====== MATERIAL PROVIDED

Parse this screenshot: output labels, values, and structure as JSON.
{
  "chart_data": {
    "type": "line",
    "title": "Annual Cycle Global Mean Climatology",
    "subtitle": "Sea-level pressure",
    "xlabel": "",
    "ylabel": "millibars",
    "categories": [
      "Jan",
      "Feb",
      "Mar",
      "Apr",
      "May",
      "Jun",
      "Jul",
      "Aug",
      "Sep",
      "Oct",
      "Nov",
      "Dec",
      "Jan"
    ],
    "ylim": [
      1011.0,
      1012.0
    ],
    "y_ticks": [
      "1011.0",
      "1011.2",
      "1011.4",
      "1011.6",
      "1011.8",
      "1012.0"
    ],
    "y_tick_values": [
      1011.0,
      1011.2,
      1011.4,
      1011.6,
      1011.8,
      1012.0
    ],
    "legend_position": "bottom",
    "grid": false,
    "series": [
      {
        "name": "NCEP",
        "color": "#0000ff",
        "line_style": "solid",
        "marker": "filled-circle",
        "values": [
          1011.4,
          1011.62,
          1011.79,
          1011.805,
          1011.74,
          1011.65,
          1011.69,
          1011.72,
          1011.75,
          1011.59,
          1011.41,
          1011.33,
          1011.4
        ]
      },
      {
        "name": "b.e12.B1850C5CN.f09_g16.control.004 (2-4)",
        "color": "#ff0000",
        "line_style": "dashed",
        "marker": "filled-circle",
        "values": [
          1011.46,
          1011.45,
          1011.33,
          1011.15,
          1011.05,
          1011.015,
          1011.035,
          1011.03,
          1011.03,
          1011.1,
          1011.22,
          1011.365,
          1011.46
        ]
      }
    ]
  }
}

============

[DIRECTIONS FOR THIS TASK]:
Each of the records should be retyped exactly.

[ANSWER TO THE EXERCISE]:
Parse this screenshot: output labels, values, and structure as JSON.
{
  "chart_data": {
    "type": "line",
    "title": "Annual Cycle Global Mean Climatology",
    "subtitle": "Sea-level pressure",
    "xlabel": "",
    "ylabel": "millibars",
    "categories": [
      "Jan",
      "Feb",
      "Mar",
      "Apr",
      "May",
      "Jun",
      "Jul",
      "Aug",
      "Sep",
      "Oct",
      "Nov",
      "Dec",
      "Jan"
    ],
    "ylim": [
      1011.0,
      1012.0
    ],
    "y_ticks": [
      "1011.0",
      "1011.2",
      "1011.4",
      "1011.6",
      "1011.8",
      "1012.0"
    ],
    "y_tick_values": [
      1011.0,
      1011.2,
      1011.4,
      1011.6,
      1011.8,
      1012.0
    ],
    "legend_position": "bottom",
    "grid": false,
    "series": [
      {
        "name": "NCEP",
        "color": "#0000ff",
        "line_style": "solid",
        "marker": "filled-circle",
        "values": [
          1011.4,
          1011.62,
          1011.79,
          1011.805,
          1011.74,
          1011.65,
          1011.69,
          1011.72,
          1011.75,
          1011.59,
          1011.41,
          1011.33,
          1011.4
        ]
      },
      {
        "name": "b.e12.B1850C5CN.f09_g16.control.004 (2-4)",
        "color": "#ff0000",
        "line_style": "dashed",
        "marker": "filled-circle",
        "values": [
          1011.46,
          1011.45,
          1011.33,
          1011.15,
          1011.05,
          1011.015,
          1011.035,
          1011.03,
          1011.03,
          1011.1,
          1011.22,
          1011.365,
          1011.46
        ]
      }
    ]
  }
}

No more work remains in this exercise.